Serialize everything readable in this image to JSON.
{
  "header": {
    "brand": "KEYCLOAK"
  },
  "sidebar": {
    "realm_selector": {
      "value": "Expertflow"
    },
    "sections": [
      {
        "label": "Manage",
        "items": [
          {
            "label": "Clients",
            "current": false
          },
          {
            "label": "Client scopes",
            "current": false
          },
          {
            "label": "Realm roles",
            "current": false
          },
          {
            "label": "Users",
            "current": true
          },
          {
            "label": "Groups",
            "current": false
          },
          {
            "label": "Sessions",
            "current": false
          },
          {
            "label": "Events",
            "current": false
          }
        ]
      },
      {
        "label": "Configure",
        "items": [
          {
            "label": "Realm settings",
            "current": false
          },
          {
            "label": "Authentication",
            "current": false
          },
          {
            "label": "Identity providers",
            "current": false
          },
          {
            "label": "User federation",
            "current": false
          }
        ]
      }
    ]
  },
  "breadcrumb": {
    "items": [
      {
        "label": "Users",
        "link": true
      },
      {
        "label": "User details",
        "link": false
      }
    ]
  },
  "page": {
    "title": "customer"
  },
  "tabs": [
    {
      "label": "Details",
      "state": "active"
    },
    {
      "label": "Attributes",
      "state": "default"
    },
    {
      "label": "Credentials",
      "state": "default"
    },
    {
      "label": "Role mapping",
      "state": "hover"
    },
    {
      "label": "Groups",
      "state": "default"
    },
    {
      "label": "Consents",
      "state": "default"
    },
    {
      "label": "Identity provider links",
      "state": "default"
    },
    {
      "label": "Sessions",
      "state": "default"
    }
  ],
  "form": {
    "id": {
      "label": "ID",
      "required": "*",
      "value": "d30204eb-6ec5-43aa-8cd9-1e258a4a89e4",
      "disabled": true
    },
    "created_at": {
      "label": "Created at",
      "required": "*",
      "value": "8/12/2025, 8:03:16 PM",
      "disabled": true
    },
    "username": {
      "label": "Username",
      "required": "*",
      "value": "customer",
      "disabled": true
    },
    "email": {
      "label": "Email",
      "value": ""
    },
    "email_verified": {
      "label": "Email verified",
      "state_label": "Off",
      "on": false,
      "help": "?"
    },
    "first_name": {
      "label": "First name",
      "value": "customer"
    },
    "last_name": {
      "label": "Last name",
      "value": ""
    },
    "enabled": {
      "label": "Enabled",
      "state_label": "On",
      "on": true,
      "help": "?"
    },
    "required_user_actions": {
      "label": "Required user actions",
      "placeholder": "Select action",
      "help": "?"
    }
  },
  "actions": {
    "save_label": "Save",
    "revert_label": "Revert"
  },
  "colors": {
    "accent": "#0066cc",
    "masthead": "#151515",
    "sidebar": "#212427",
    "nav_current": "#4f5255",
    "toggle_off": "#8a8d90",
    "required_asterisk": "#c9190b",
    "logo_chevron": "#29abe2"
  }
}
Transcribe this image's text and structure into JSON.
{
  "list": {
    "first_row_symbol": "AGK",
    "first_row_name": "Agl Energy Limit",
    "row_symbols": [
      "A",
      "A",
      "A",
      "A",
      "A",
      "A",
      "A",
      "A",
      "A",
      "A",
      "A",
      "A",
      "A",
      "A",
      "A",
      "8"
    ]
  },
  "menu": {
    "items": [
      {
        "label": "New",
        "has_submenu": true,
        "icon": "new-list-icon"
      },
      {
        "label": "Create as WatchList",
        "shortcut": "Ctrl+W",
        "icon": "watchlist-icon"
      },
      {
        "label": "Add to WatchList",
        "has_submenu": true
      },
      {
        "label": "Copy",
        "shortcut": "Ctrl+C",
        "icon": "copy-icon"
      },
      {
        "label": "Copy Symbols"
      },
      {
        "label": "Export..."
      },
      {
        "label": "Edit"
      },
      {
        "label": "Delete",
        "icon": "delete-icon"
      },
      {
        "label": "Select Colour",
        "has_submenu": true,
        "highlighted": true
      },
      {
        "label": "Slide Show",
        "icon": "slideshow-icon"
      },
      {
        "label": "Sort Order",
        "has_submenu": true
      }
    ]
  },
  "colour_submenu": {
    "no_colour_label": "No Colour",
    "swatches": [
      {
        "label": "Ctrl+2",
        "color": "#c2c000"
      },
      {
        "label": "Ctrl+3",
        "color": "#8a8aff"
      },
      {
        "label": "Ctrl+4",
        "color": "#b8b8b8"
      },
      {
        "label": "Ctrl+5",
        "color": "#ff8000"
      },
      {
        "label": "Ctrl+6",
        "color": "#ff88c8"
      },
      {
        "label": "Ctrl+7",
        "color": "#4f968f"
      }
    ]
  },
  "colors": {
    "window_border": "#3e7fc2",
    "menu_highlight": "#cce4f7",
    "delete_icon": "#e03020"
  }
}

§ Objective
Going through the entries above line by line, work out how many lines include the word "Identity". Only the number is required.

§ Exercise output
2